• _Exercise_
Copy each line that holds "MYCOMPANY".
* START *
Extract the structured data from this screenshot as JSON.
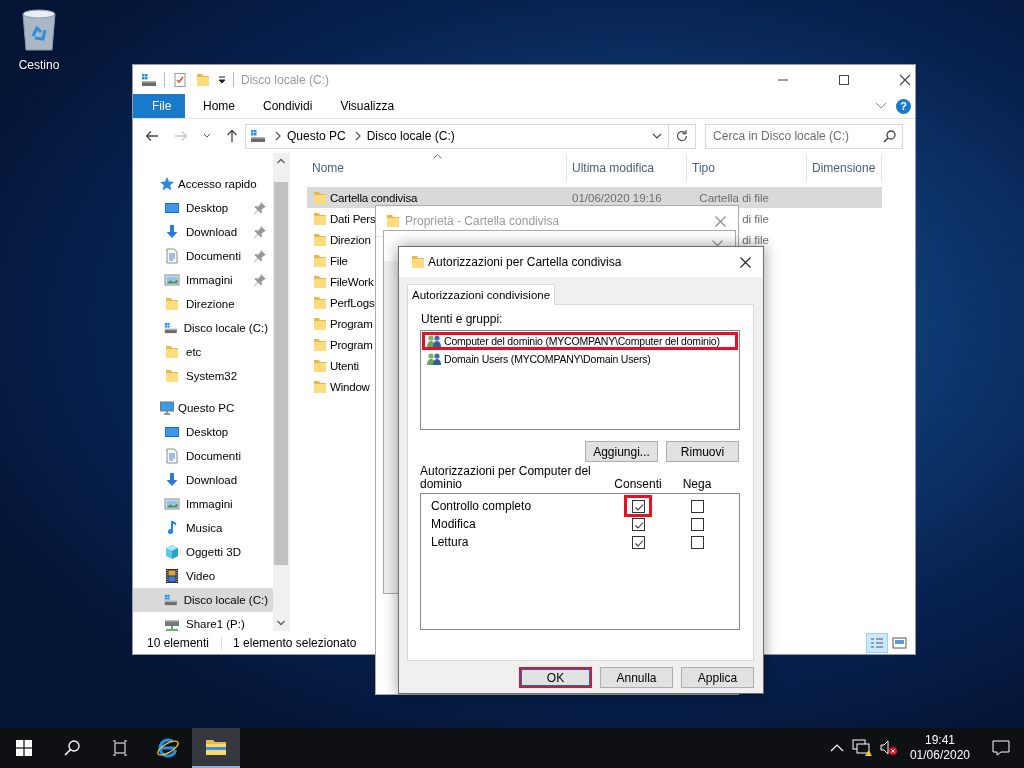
{
  "desktop_icons": [
    {
      "label": "Cestino"
    }
  ],
  "explorer": {
    "title": "Disco locale (C:)",
    "ribbon_tabs": [
      {
        "label": "File",
        "kind": "file"
      },
      {
        "label": "Home",
        "kind": "tab"
      },
      {
        "label": "Condividi",
        "kind": "tab"
      },
      {
        "label": "Visualizza",
        "kind": "tab"
      }
    ],
    "help": "?",
    "breadcrumb": [
      "Questo PC",
      "Disco locale (C:)"
    ],
    "search": {
      "placeholder": "Cerca in Disco locale (C:)"
    },
    "sidebar": [
      {
        "label": "Accesso rapido",
        "kind": "star",
        "selected": false,
        "children": [
          {
            "label": "Desktop",
            "kind": "desktop",
            "pinned": true,
            "selected": false
          },
          {
            "label": "Download",
            "kind": "download",
            "pinned": true,
            "selected": false
          },
          {
            "label": "Documenti",
            "kind": "documents",
            "pinned": true,
            "selected": false
          },
          {
            "label": "Immagini",
            "kind": "pictures",
            "pinned": true,
            "selected": false
          },
          {
            "label": "Direzione",
            "kind": "folder",
            "pinned": false,
            "selected": false
          },
          {
            "label": "Disco locale (C:)",
            "kind": "drive",
            "pinned": false,
            "selected": false
          },
          {
            "label": "etc",
            "kind": "folder",
            "pinned": false,
            "selected": false
          },
          {
            "label": "System32",
            "kind": "folder",
            "pinned": false,
            "selected": false
          }
        ]
      },
      {
        "label": "Questo PC",
        "kind": "pc",
        "selected": false,
        "children": [
          {
            "label": "Desktop",
            "kind": "desktop",
            "pinned": false,
            "selected": false
          },
          {
            "label": "Documenti",
            "kind": "documents",
            "pinned": false,
            "selected": false
          },
          {
            "label": "Download",
            "kind": "download",
            "pinned": false,
            "selected": false
          },
          {
            "label": "Immagini",
            "kind": "pictures",
            "pinned": false,
            "selected": false
          },
          {
            "label": "Musica",
            "kind": "music",
            "pinned": false,
            "selected": false
          },
          {
            "label": "Oggetti 3D",
            "kind": "objects3d",
            "pinned": false,
            "selected": false
          },
          {
            "label": "Video",
            "kind": "video",
            "pinned": false,
            "selected": false
          },
          {
            "label": "Disco locale (C:)",
            "kind": "drive",
            "pinned": false,
            "selected": true
          },
          {
            "label": "Share1 (P:)",
            "kind": "netdrive",
            "pinned": false,
            "selected": false
          }
        ]
      }
    ],
    "columns": [
      {
        "label": "Nome",
        "sorted": true
      },
      {
        "label": "Ultima modifica",
        "sorted": false
      },
      {
        "label": "Tipo",
        "sorted": false
      },
      {
        "label": "Dimensione",
        "sorted": false
      }
    ],
    "rows": [
      {
        "name": "Cartella condivisa",
        "modified": "01/06/2020 19:16",
        "type": "Cartella di file",
        "selected": true
      },
      {
        "name": "Dati Pers",
        "type": "di file",
        "selected": false
      },
      {
        "name": "Direzion",
        "type": "di file",
        "selected": false
      },
      {
        "name": "File",
        "selected": false
      },
      {
        "name": "FileWork",
        "selected": false
      },
      {
        "name": "PerfLogs",
        "selected": false
      },
      {
        "name": "Program",
        "selected": false
      },
      {
        "name": "Program",
        "selected": false
      },
      {
        "name": "Utenti",
        "selected": false
      },
      {
        "name": "Window",
        "selected": false
      }
    ],
    "status": [
      "10 elementi",
      "1 elemento selezionato"
    ],
    "views": [
      {
        "kind": "details",
        "selected": true
      },
      {
        "kind": "tiles",
        "selected": false
      }
    ]
  },
  "dialogs": {
    "properties": {
      "title": "Proprietà - Cartella condivisa"
    },
    "permissions": {
      "title": "Autorizzazioni per Cartella condivisa",
      "tabs": [
        {
          "label": "Autorizzazioni condivisione",
          "selected": true
        }
      ],
      "users_label": "Utenti e gruppi:",
      "users": [
        {
          "name": "Computer del dominio (MYCOMPANY\\Computer del dominio)",
          "highlighted": true
        },
        {
          "name": "Domain Users (MYCOMPANY\\Domain Users)",
          "highlighted": false
        }
      ],
      "user_buttons": [
        "Aggiungi...",
        "Rimuovi"
      ],
      "permissions_label": "Autorizzazioni per Computer del dominio",
      "allow_label": "Consenti",
      "deny_label": "Nega",
      "permissions": [
        {
          "name": "Controllo completo",
          "allow": true,
          "deny": false,
          "highlighted": true
        },
        {
          "name": "Modifica",
          "allow": true,
          "deny": false,
          "highlighted": false
        },
        {
          "name": "Lettura",
          "allow": true,
          "deny": false,
          "highlighted": false
        }
      ],
      "buttons": [
        {
          "label": "OK",
          "default": true,
          "highlighted": true
        },
        {
          "label": "Annulla",
          "default": false,
          "highlighted": false
        },
        {
          "label": "Applica",
          "default": false,
          "highlighted": false
        }
      ]
    }
  },
  "taskbar": {
    "apps": [
      {
        "kind": "browser",
        "active": false
      },
      {
        "kind": "explorer",
        "active": true
      }
    ],
    "time": "19:41",
    "date": "01/06/2020"
  }
}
* END *
• _Written response_
          "name": "Computer del dominio (MYCOMPANY\\Computer del dominio)",
          "name": "Domain Users (MYCOMPANY\\Domain Users)",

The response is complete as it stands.